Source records
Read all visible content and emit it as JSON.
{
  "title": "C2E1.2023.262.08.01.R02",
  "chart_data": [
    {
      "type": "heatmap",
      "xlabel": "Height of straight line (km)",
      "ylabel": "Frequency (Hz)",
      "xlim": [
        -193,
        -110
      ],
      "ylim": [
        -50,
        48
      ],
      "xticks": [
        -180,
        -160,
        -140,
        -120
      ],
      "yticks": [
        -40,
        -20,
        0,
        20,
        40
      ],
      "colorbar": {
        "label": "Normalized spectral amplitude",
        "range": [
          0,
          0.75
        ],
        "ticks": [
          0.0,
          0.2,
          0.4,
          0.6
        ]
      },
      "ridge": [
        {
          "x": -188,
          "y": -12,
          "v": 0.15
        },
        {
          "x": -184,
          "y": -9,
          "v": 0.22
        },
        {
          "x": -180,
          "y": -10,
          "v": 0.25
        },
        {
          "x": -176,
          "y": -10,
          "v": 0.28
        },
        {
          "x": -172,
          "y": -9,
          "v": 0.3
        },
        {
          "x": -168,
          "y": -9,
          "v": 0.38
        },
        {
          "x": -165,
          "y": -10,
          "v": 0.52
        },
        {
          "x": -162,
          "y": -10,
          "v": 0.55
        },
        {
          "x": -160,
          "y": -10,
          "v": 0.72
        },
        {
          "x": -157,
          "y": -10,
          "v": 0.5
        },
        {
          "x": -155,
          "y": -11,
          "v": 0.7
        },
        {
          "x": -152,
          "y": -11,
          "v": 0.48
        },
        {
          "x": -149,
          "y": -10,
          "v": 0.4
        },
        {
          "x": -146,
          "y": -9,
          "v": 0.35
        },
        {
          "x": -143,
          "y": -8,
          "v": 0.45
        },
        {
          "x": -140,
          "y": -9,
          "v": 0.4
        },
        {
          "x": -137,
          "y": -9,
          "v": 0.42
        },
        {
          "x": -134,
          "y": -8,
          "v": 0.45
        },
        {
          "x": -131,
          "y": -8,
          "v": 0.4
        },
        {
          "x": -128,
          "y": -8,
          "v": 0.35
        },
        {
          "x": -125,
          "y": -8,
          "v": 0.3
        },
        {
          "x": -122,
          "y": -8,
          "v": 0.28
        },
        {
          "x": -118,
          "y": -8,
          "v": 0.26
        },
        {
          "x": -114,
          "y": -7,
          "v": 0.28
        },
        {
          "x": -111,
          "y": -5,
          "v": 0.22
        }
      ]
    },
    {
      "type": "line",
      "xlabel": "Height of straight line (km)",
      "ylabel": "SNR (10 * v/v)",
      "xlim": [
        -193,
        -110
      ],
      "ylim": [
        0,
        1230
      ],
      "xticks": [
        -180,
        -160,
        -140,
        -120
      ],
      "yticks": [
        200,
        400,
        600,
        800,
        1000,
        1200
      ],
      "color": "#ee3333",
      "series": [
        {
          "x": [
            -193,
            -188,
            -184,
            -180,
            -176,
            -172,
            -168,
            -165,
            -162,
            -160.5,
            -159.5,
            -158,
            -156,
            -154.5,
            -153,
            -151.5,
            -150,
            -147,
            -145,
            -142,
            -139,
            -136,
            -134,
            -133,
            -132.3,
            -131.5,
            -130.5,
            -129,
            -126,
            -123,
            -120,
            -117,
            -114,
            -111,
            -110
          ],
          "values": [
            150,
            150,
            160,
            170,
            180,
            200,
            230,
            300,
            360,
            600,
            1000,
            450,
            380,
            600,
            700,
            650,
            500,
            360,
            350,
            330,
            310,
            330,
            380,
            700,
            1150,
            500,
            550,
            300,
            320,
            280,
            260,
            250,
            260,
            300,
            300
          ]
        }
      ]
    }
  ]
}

• _Set problem_:
Return every record above exactly as it appears.

• _Answer to this exercise_:
Read all visible content and emit it as JSON.
{
  "title": "C2E1.2023.262.08.01.R02",
  "chart_data": [
    {
      "type": "heatmap",
      "xlabel": "Height of straight line (km)",
      "ylabel": "Frequency (Hz)",
      "xlim": [
        -193,
        -110
      ],
      "ylim": [
        -50,
        48
      ],
      "xticks": [
        -180,
        -160,
        -140,
        -120
      ],
      "yticks": [
        -40,
        -20,
        0,
        20,
        40
      ],
      "colorbar": {
        "label": "Normalized spectral amplitude",
        "range": [
          0,
          0.75
        ],
        "ticks": [
          0.0,
          0.2,
          0.4,
          0.6
        ]
      },
      "ridge": [
        {
          "x": -188,
          "y": -12,
          "v": 0.15
        },
        {
          "x": -184,
          "y": -9,
          "v": 0.22
        },
        {
          "x": -180,
          "y": -10,
          "v": 0.25
        },
        {
          "x": -176,
          "y": -10,
          "v": 0.28
        },
        {
          "x": -172,
          "y": -9,
          "v": 0.3
        },
        {
          "x": -168,
          "y": -9,
          "v": 0.38
        },
        {
          "x": -165,
          "y": -10,
          "v": 0.52
        },
        {
          "x": -162,
          "y": -10,
          "v": 0.55
        },
        {
          "x": -160,
          "y": -10,
          "v": 0.72
        },
        {
          "x": -157,
          "y": -10,
          "v": 0.5
        },
        {
          "x": -155,
          "y": -11,
          "v": 0.7
        },
        {
          "x": -152,
          "y": -11,
          "v": 0.48
        },
        {
          "x": -149,
          "y": -10,
          "v": 0.4
        },
        {
          "x": -146,
          "y": -9,
          "v": 0.35
        },
        {
          "x": -143,
          "y": -8,
          "v": 0.45
        },
        {
          "x": -140,
          "y": -9,
          "v": 0.4
        },
        {
          "x": -137,
          "y": -9,
          "v": 0.42
        },
        {
          "x": -134,
          "y": -8,
          "v": 0.45
        },
        {
          "x": -131,
          "y": -8,
          "v": 0.4
        },
        {
          "x": -128,
          "y": -8,
          "v": 0.35
        },
        {
          "x": -125,
          "y": -8,
          "v": 0.3
        },
        {
          "x": -122,
          "y": -8,
          "v": 0.28
        },
        {
          "x": -118,
          "y": -8,
          "v": 0.26
        },
        {
          "x": -114,
          "y": -7,
          "v": 0.28
        },
        {
          "x": -111,
          "y": -5,
          "v": 0.22
        }
      ]
    },
    {
      "type": "line",
      "xlabel": "Height of straight line (km)",
      "ylabel": "SNR (10 * v/v)",
      "xlim": [
        -193,
        -110
      ],
      "ylim": [
        0,
        1230
      ],
      "xticks": [
        -180,
        -160,
        -140,
        -120
      ],
      "yticks": [
        200,
        400,
        600,
        800,
        1000,
        1200
      ],
      "color": "#ee3333",
      "series": [
        {
          "x": [
            -193,
            -188,
            -184,
            -180,
            -176,
            -172,
            -168,
            -165,
            -162,
            -160.5,
            -159.5,
            -158,
            -156,
            -154.5,
            -153,
            -151.5,
            -150,
            -147,
            -145,
            -142,
            -139,
            -136,
            -134,
            -133,
            -132.3,
            -131.5,
            -130.5,
            -129,
            -126,
            -123,
            -120,
            -117,
            -114,
            -111,
            -110
          ],
          "values": [
            150,
            150,
            160,
            170,
            180,
            200,
            230,
            300,
            360,
            600,
            1000,
            450,
            380,
            600,
            700,
            650,
            500,
            360,
            350,
            330,
            310,
            330,
            380,
            700,
            1150,
            500,
            550,
            300,
            320,
            280,
            260,
            250,
            260,
            300,
            300
          ]
        }
      ]
    }
  ]
}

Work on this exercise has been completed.